Supplied material
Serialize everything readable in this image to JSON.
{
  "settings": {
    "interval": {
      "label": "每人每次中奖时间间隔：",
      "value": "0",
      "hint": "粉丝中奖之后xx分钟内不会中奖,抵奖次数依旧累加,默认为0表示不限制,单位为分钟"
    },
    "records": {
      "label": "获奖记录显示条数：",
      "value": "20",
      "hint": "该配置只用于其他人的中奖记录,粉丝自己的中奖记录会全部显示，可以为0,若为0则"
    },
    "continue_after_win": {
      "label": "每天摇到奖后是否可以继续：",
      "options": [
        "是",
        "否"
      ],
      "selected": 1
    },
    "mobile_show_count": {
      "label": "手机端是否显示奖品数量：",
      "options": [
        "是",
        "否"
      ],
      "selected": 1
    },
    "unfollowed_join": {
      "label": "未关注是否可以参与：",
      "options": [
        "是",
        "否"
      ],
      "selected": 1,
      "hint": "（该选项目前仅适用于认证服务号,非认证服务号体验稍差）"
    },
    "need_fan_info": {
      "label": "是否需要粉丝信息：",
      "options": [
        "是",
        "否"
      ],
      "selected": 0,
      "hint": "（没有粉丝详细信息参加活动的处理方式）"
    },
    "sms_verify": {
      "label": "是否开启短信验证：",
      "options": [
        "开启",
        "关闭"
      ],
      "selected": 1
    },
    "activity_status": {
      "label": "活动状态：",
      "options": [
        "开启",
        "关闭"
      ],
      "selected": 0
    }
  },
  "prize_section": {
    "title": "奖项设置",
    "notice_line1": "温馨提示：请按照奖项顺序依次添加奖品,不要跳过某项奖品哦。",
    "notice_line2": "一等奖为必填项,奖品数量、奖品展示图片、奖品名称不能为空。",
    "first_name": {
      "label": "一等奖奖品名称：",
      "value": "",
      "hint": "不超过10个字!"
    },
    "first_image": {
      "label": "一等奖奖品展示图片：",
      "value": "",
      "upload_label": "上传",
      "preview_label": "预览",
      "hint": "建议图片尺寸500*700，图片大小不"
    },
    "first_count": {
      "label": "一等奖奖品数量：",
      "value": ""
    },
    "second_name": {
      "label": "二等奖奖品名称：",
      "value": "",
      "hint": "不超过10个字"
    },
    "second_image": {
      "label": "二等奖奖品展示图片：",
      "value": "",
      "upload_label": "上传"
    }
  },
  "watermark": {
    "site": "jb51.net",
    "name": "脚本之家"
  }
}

What is asked
Copy out the full listing exactly.

Exercise result
Serialize everything readable in this image to JSON.
{
  "settings": {
    "interval": {
      "label": "每人每次中奖时间间隔：",
      "value": "0",
      "hint": "粉丝中奖之后xx分钟内不会中奖,抵奖次数依旧累加,默认为0表示不限制,单位为分钟"
    },
    "records": {
      "label": "获奖记录显示条数：",
      "value": "20",
      "hint": "该配置只用于其他人的中奖记录,粉丝自己的中奖记录会全部显示，可以为0,若为0则"
    },
    "continue_after_win": {
      "label": "每天摇到奖后是否可以继续：",
      "options": [
        "是",
        "否"
      ],
      "selected": 1
    },
    "mobile_show_count": {
      "label": "手机端是否显示奖品数量：",
      "options": [
        "是",
        "否"
      ],
      "selected": 1
    },
    "unfollowed_join": {
      "label": "未关注是否可以参与：",
      "options": [
        "是",
        "否"
      ],
      "selected": 1,
      "hint": "（该选项目前仅适用于认证服务号,非认证服务号体验稍差）"
    },
    "need_fan_info": {
      "label": "是否需要粉丝信息：",
      "options": [
        "是",
        "否"
      ],
      "selected": 0,
      "hint": "（没有粉丝详细信息参加活动的处理方式）"
    },
    "sms_verify": {
      "label": "是否开启短信验证：",
      "options": [
        "开启",
        "关闭"
      ],
      "selected": 1
    },
    "activity_status": {
      "label": "活动状态：",
      "options": [
        "开启",
        "关闭"
      ],
      "selected": 0
    }
  },
  "prize_section": {
    "title": "奖项设置",
    "notice_line1": "温馨提示：请按照奖项顺序依次添加奖品,不要跳过某项奖品哦。",
    "notice_line2": "一等奖为必填项,奖品数量、奖品展示图片、奖品名称不能为空。",
    "first_name": {
      "label": "一等奖奖品名称：",
      "value": "",
      "hint": "不超过10个字!"
    },
    "first_image": {
      "label": "一等奖奖品展示图片：",
      "value": "",
      "upload_label": "上传",
      "preview_label": "预览",
      "hint": "建议图片尺寸500*700，图片大小不"
    },
    "first_count": {
      "label": "一等奖奖品数量：",
      "value": ""
    },
    "second_name": {
      "label": "二等奖奖品名称：",
      "value": "",
      "hint": "不超过10个字"
    },
    "second_image": {
      "label": "二等奖奖品展示图片：",
      "value": "",
      "upload_label": "上传"
    }
  },
  "watermark": {
    "site": "jb51.net",
    "name": "脚本之家"
  }
}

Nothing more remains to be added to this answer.